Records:
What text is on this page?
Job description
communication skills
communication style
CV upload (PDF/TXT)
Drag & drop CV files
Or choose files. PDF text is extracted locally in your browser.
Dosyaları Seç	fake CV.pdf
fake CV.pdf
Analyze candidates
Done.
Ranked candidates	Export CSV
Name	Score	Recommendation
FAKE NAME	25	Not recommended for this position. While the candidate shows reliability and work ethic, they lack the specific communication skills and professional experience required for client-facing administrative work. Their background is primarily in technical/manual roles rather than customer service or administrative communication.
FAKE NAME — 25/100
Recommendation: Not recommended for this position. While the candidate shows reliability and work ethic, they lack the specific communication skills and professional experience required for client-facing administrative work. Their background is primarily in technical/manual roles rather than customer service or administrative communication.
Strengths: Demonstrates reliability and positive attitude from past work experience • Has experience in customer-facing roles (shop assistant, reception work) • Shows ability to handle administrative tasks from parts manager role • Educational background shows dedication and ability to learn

■ YOUR TASK
Each entry is to be returned in full, character for character.

■ ANSWER BELOW
What text is on this page?
Job description
communication skills
communication style
CV upload (PDF/TXT)
Drag & drop CV files
Or choose files. PDF text is extracted locally in your browser.
Dosyaları Seç	fake CV.pdf
fake CV.pdf
Analyze candidates
Done.
Ranked candidates	Export CSV
Name	Score	Recommendation
FAKE NAME	25	Not recommended for this position. While the candidate shows reliability and work ethic, they lack the specific communication skills and professional experience required for client-facing administrative work. Their background is primarily in technical/manual roles rather than customer service or administrative communication.
FAKE NAME — 25/100
Recommendation: Not recommended for this position. While the candidate shows reliability and work ethic, they lack the specific communication skills and professional experience required for client-facing administrative work. Their background is primarily in technical/manual roles rather than customer service or administrative communication.
Strengths: Demonstrates reliability and positive attitude from past work experience • Has experience in customer-facing roles (shop assistant, reception work) • Shows ability to handle administrative tasks from parts manager role • Educational background shows dedication and ability to learn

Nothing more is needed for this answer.